=== Excerpt to read ===
-------
Even the guy who went to prison for Watergate thinks Donald Trump is too corrupt
Some names you think you’ll only ever interact with in the history textbooks you grew up reading. John Dean from the Richard Nixon administration is one of them. He was a reluctant key architect of the Watergate coverup and, in the end, a key voice in exposing that scandal to the public. If anyone knows what presidential-level corruption looks like up close, it’s him. So after I published an article tying Donald Trump’s entry into politics to his mounting Russian debt, imagine my surprise when John Dean sorta kinda weighed in on it.
Last month I wrote that Donald Trump may only be running for President so he could use his campaign as a way of convincing Russian investors to loan him money and save him from yet another bankruptcy. The pieces all fit. Trump’s own son has bragged that Russian money has been pouring in since the campaign started. There is Trump’s flurry inexplicably pro-Putin policy proposals. And then there’s fired campaign manager Paul Manafort’s close financial ties to the Kremlin.
-------
=== Data section ===

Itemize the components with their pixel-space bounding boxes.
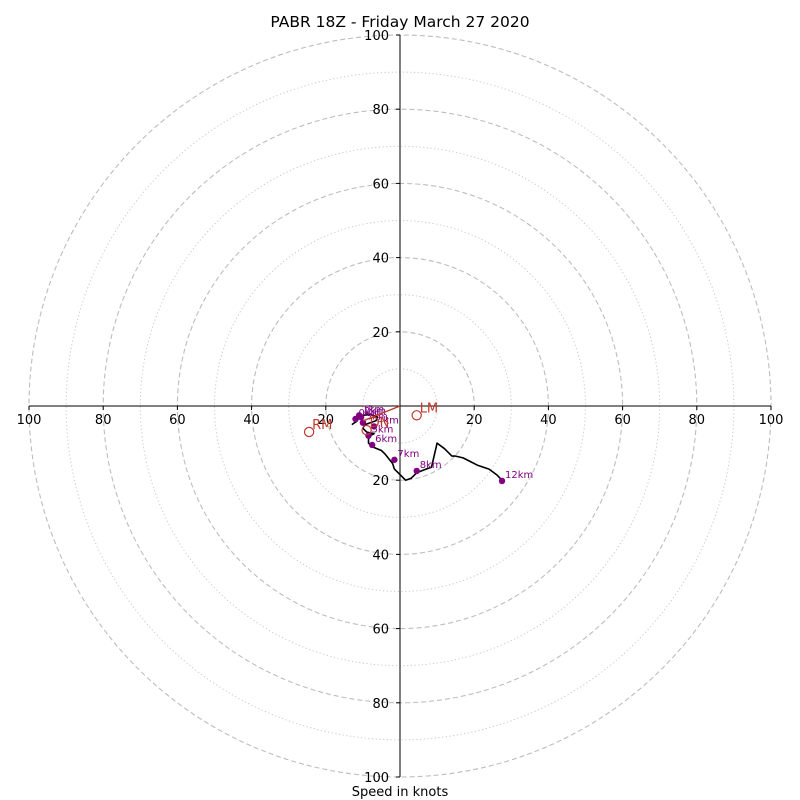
height-label: 0km <box>358 408 380 419</box>
height-label: 3km <box>366 412 388 423</box>
x-tick-label: 20 <box>318 413 335 428</box>
height-label: 2km <box>364 406 386 417</box>
x-tick-label: 80 <box>95 413 112 428</box>
hodograph-trace <box>351 413 505 483</box>
x-tick-label: 80 <box>689 413 706 428</box>
storm-motion-group: LM RM DN <box>303 401 438 438</box>
height-label: 1km <box>362 404 384 415</box>
x-tick-label: 60 <box>169 413 186 428</box>
height-marker <box>365 432 372 439</box>
height-label: 8km <box>420 460 442 471</box>
height-label: 5km <box>371 425 393 436</box>
height-label: 12km <box>505 470 533 481</box>
height-marker <box>357 413 365 421</box>
height-marker <box>391 456 398 463</box>
storm-motion-marker-rm <box>303 426 315 438</box>
hodograph-trace-group <box>351 413 505 483</box>
x-axis-label: Speed in knots <box>352 785 449 800</box>
x-tick-label: 40 <box>540 413 557 428</box>
height-label: 7km <box>397 449 419 460</box>
y-tick-label: 60 <box>372 623 389 638</box>
y-tick-label: 20 <box>372 326 389 341</box>
chart-title: PABR 18Z - Friday March 27 2020 <box>270 13 529 31</box>
y-tick-label: 40 <box>372 548 389 563</box>
mean-wind-vector <box>362 405 401 422</box>
height-marker <box>413 467 420 475</box>
y-tick-label: 80 <box>372 103 389 118</box>
y-tick-label: 60 <box>372 177 389 192</box>
storm-motion-marker-dn <box>361 424 372 436</box>
x-tick-label: 40 <box>243 413 260 428</box>
height-label: 4km <box>377 415 399 426</box>
storm-motion-label-lm: LM <box>420 401 438 416</box>
storm-motion-marker-lm <box>411 410 422 421</box>
y-tick-label: 100 <box>364 771 389 786</box>
x-tick-label: 100 <box>17 413 42 428</box>
x-tick-label: 60 <box>614 413 631 428</box>
height-marker <box>370 423 378 430</box>
storm-motion-label-rm: RM <box>312 418 332 433</box>
y-tick-label: 20 <box>372 474 389 489</box>
y-tick-label: 100 <box>364 29 389 44</box>
x-tick-label: 100 <box>759 413 784 428</box>
y-tick-label: 80 <box>372 697 389 712</box>
tick-labels: 100 80 60 40 20 20 40 60 80 100 20 40 60 80 100 20 40 60 8… <box>17 29 784 786</box>
height-marker <box>498 477 506 485</box>
height-marker <box>368 441 376 449</box>
height-label: 6km <box>375 434 397 445</box>
y-tick-label: 40 <box>372 252 389 267</box>
height-marker <box>359 419 367 426</box>
storm-motion-label-dn: DN <box>370 416 390 431</box>
x-tick-label: 20 <box>466 413 483 428</box>
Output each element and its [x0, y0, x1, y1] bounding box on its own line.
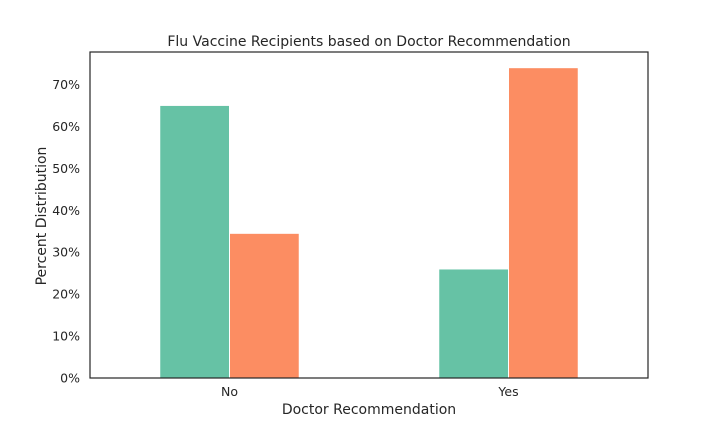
y-tick-label: 20% — [52, 287, 80, 302]
plot-frame — [89, 51, 649, 379]
x-tick-label: Yes — [497, 384, 518, 399]
y-tick-label: 0% — [60, 371, 80, 386]
bars-group — [159, 67, 579, 379]
bar-yes-series-1 — [438, 268, 509, 379]
y-tick-labels: 0% 10% 20% 30% 40% 50% 60% 70% — [52, 77, 80, 386]
y-axis-label: Percent Distribution — [34, 147, 50, 286]
chart-title: Flu Vaccine Recipients based on Doctor R… — [167, 34, 570, 50]
bar-no-series-1 — [159, 104, 230, 379]
bar-yes-series-2 — [508, 67, 579, 379]
bar-no-series-2 — [229, 232, 300, 379]
y-tick-label: 40% — [52, 203, 80, 218]
y-tick-label: 60% — [52, 119, 80, 134]
y-tick-label: 10% — [52, 329, 80, 344]
x-axis-label: Doctor Recommendation — [282, 402, 456, 418]
y-tick-label: 30% — [52, 245, 80, 260]
y-tick-label: 50% — [52, 161, 80, 176]
x-tick-labels: No Yes — [221, 384, 519, 399]
y-tick-label: 70% — [52, 77, 80, 92]
x-tick-label: No — [221, 384, 238, 399]
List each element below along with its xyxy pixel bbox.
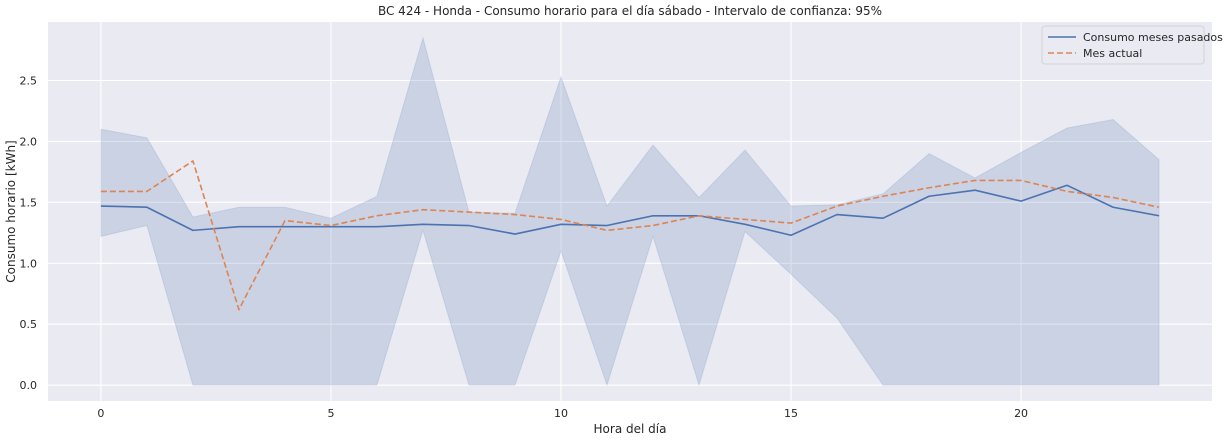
- y-tick-label: 0.5: [20, 318, 38, 331]
- x-tick-label: 5: [327, 407, 334, 420]
- legend-box: [1041, 25, 1205, 65]
- chart-title: BC 424 - Honda - Consumo horario para el…: [378, 4, 882, 18]
- x-axis-ticks: 0 5 10 15 20: [97, 407, 1028, 420]
- grid-lines: [48, 22, 1212, 401]
- x-tick-label: 15: [784, 407, 798, 420]
- y-tick-label: 2.0: [20, 135, 38, 148]
- legend: Consumo meses pasados Mes actual: [1041, 25, 1223, 65]
- x-tick-label: 20: [1014, 407, 1028, 420]
- legend-label-mes-actual: Mes actual: [1083, 47, 1142, 60]
- y-tick-label: 1.5: [20, 196, 38, 209]
- y-tick-label: 1.0: [20, 257, 38, 270]
- plot-area: [48, 22, 1212, 401]
- y-axis-title: Consumo horario [kWh]: [4, 140, 18, 282]
- y-tick-label: 2.5: [20, 74, 38, 87]
- series-line-consumo-meses-pasados: [100, 184, 1160, 237]
- series-lines-layer: [100, 160, 1160, 311]
- y-axis-ticks: 0.0 0.5 1.0 1.5 2.0 2.5: [20, 74, 38, 392]
- x-axis-title: Hora del día: [594, 422, 667, 436]
- legend-label-consumo-meses-pasados: Consumo meses pasados: [1083, 31, 1223, 44]
- x-tick-label: 0: [97, 407, 104, 420]
- y-tick-label: 0.0: [20, 379, 38, 392]
- series-line-mes-actual: [100, 160, 1160, 311]
- x-tick-label: 10: [554, 407, 568, 420]
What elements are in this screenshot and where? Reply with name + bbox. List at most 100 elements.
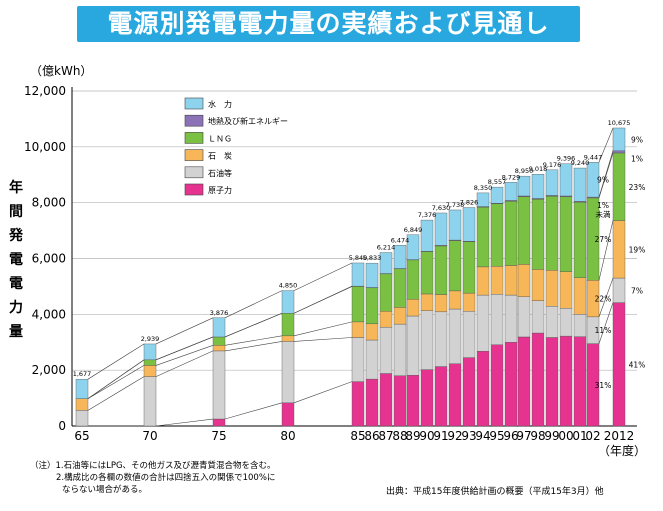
bar-segment-hydro [393,245,407,269]
connector-line [293,262,353,291]
percent-label: 27% [595,235,612,244]
x-tick-label: 95 [489,429,504,443]
legend-label-nuclear: 原子力 [208,185,232,195]
connector-line [293,321,353,337]
bar-segment-nuclear [573,336,587,427]
bar-segment-oil [434,311,448,367]
x-unit-label: （年度） [598,443,646,458]
footnote-2: 2.構成比の各欄の数値の合計は四捨五入の関係で100%に [56,473,276,483]
bar-segment-nuclear [393,375,407,427]
bar-segment-oil [143,376,157,427]
x-tick-label: 70 [142,429,157,443]
connector-line [224,402,283,420]
x-tick-label: 91 [433,429,448,443]
total-value-label: 6,214 [377,244,396,252]
bar-segment-oil [490,294,504,345]
connector-line [155,317,214,345]
bar-segment-hydro [406,234,420,260]
total-value-label: 8,350 [474,184,493,192]
bar-segment-coal [75,398,89,411]
x-tick-label: 97 [516,429,531,443]
total-value-label: 8,729 [502,173,521,181]
bar-segment-nuclear [379,373,393,427]
percent-label: 9% [631,135,643,144]
total-value-label: 6,474 [391,236,410,244]
connector-line [598,150,614,198]
percent-label: 1% [597,201,609,210]
legend-swatch-lng [184,132,204,144]
bar-segment-lng [517,196,531,265]
bar-segment-oil [448,308,462,364]
bar-segment-oil [504,294,518,343]
bar-segment-coal [448,290,462,310]
bar-segment-coal [545,270,559,307]
legend-swatch-hydro [184,97,204,110]
bar-segment-coal [504,265,518,296]
bar-segment-coal [351,321,365,338]
bar-segment-lng [504,201,518,266]
bar-segment-hydro [351,262,365,287]
connector-line [293,285,353,314]
bar-segment-coal [573,277,587,315]
y-tick-label: 8,000 [32,196,66,210]
bar-segment-nuclear [545,337,559,427]
bar-segment-oil [476,294,490,352]
total-value-label: 9,240 [571,159,590,167]
total-value-label: 1,677 [73,370,92,378]
total-value-label: 5,833 [363,254,382,262]
connector-line [598,152,614,199]
bar-segment-nuclear [281,402,295,427]
bar-segment-oil [517,296,531,338]
x-tick-label: 75 [211,429,226,443]
bar-segment-hydro [517,175,531,197]
bar-segment-coal [379,311,393,328]
bar-segment-hydro [531,174,545,199]
y-axis-label-char: 年 [9,179,23,196]
bar-segment-coal [476,266,490,296]
bar-segment-nuclear [504,342,518,427]
x-tick-label: 85 [350,429,365,443]
bar-segment-hydro [586,162,600,198]
x-tick-label: 80 [280,429,295,443]
bar-segment-coal [406,299,420,317]
y-unit-label: （億kWh） [30,64,92,78]
total-value-label: 10,675 [608,119,631,127]
bar-segment-oil [573,314,587,337]
bar-segment-oil [612,277,626,303]
bar-segment-coal [559,271,573,309]
bar-segment-lng [420,251,434,295]
bar-segment-coal [517,264,531,297]
x-tick-label: 01 [572,429,587,443]
bar-segment-lng [281,313,295,337]
bar-segment-hydro [281,290,295,314]
bar-segment-oil [393,323,407,376]
bar-segment-hydro [504,182,518,201]
footnote-3: ならない場合がある。 [62,485,148,495]
x-tick-label: 93 [461,429,476,443]
bar-segment-hydro [75,378,89,399]
bar-segment-coal [612,220,626,279]
bar-segment-hydro [448,209,462,241]
connector-line [155,418,214,427]
connector-line [598,302,614,344]
legend-label-coal: 石 炭 [208,152,232,161]
x-tick-label: 65 [74,429,89,443]
x-tick-label: 88 [392,429,407,443]
connector-line [224,290,283,319]
connector-line [155,350,214,377]
bar-segment-oil [462,311,476,358]
bar-segment-lng [559,196,573,272]
total-value-label: 3,876 [210,309,229,317]
connector-line [87,376,145,411]
percent-label: 1% [631,155,643,164]
bar-segment-lng [476,206,490,268]
y-axis-label-char: 電 [9,275,23,292]
total-value-label: 7,826 [460,199,479,207]
percent-label: 19% [629,245,646,254]
percent-label: 22% [595,295,612,304]
bar-segment-nuclear [517,336,531,427]
bar-segment-hydro [559,163,573,197]
x-tick-label: 87 [378,429,393,443]
percent-label: 9% [597,176,609,185]
connector-line [87,343,145,380]
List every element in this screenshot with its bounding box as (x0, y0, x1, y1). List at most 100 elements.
-------
=== To-do list ===
A) In the John Dean piece, what has Trump's own son bragged about?
B) Transcribe everything in the John Dean piece from "Last month I" down to "to the Kremlin.".
Rely only on the John Dean piece, not the data.

=== The responses ===
A) He has bragged that Russian money has been pouring in since the campaign started.

B)
Last month I wrote that Donald Trump may only be running for President so he could use his campaign as a way of convincing Russian investors to loan him money and save him from yet another bankruptcy. The pieces all fit. Trump’s own son has bragged that Russian money has been pouring in since the campaign started. There is Trump’s flurry inexplicably pro-Putin policy proposals. And then there’s fired campaign manager Paul Manafort’s close financial ties to the Kremlin.